= TASK INSTRUCTIONS =
Your task is to reproduce the entries below word for word.

☆ ☆ ☆ ☆ ☆ ☆ ☆

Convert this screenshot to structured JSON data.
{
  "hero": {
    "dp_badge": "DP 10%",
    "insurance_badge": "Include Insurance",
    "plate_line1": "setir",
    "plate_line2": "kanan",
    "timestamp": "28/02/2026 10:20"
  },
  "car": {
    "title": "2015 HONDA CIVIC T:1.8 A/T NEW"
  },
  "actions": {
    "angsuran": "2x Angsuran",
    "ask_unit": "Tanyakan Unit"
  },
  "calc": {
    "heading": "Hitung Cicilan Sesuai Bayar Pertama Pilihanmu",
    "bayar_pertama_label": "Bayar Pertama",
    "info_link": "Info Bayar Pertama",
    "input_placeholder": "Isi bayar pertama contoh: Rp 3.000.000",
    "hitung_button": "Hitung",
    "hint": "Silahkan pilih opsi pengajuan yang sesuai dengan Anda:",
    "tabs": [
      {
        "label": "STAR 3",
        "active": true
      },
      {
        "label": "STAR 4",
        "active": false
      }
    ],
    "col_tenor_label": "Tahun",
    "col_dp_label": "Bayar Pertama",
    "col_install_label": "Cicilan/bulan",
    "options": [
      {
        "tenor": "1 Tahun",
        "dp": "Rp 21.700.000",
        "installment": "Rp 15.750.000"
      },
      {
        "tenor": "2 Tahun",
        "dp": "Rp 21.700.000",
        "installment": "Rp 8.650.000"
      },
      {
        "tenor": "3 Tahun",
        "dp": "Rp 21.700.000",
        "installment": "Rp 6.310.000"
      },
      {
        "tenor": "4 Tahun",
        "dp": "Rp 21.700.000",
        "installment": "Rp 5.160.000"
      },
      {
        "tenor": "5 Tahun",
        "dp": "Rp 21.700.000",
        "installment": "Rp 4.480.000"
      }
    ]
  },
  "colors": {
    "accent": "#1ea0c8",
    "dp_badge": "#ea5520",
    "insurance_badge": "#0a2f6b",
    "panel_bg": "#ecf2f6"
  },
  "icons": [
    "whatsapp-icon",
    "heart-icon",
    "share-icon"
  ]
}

☆ ☆ ☆ ☆ ☆ ☆ ☆

= RESULT OF THE EXERCISE =
Convert this screenshot to structured JSON data.
{
  "hero": {
    "dp_badge": "DP 10%",
    "insurance_badge": "Include Insurance",
    "plate_line1": "setir",
    "plate_line2": "kanan",
    "timestamp": "28/02/2026 10:20"
  },
  "car": {
    "title": "2015 HONDA CIVIC T:1.8 A/T NEW"
  },
  "actions": {
    "angsuran": "2x Angsuran",
    "ask_unit": "Tanyakan Unit"
  },
  "calc": {
    "heading": "Hitung Cicilan Sesuai Bayar Pertama Pilihanmu",
    "bayar_pertama_label": "Bayar Pertama",
    "info_link": "Info Bayar Pertama",
    "input_placeholder": "Isi bayar pertama contoh: Rp 3.000.000",
    "hitung_button": "Hitung",
    "hint": "Silahkan pilih opsi pengajuan yang sesuai dengan Anda:",
    "tabs": [
      {
        "label": "STAR 3",
        "active": true
      },
      {
        "label": "STAR 4",
        "active": false
      }
    ],
    "col_tenor_label": "Tahun",
    "col_dp_label": "Bayar Pertama",
    "col_install_label": "Cicilan/bulan",
    "options": [
      {
        "tenor": "1 Tahun",
        "dp": "Rp 21.700.000",
        "installment": "Rp 15.750.000"
      },
      {
        "tenor": "2 Tahun",
        "dp": "Rp 21.700.000",
        "installment": "Rp 8.650.000"
      },
      {
        "tenor": "3 Tahun",
        "dp": "Rp 21.700.000",
        "installment": "Rp 6.310.000"
      },
      {
        "tenor": "4 Tahun",
        "dp": "Rp 21.700.000",
        "installment": "Rp 5.160.000"
      },
      {
        "tenor": "5 Tahun",
        "dp": "Rp 21.700.000",
        "installment": "Rp 4.480.000"
      }
    ]
  },
  "colors": {
    "accent": "#1ea0c8",
    "dp_badge": "#ea5520",
    "insurance_badge": "#0a2f6b",
    "panel_bg": "#ecf2f6"
  },
  "icons": [
    "whatsapp-icon",
    "heart-icon",
    "share-icon"
  ]
}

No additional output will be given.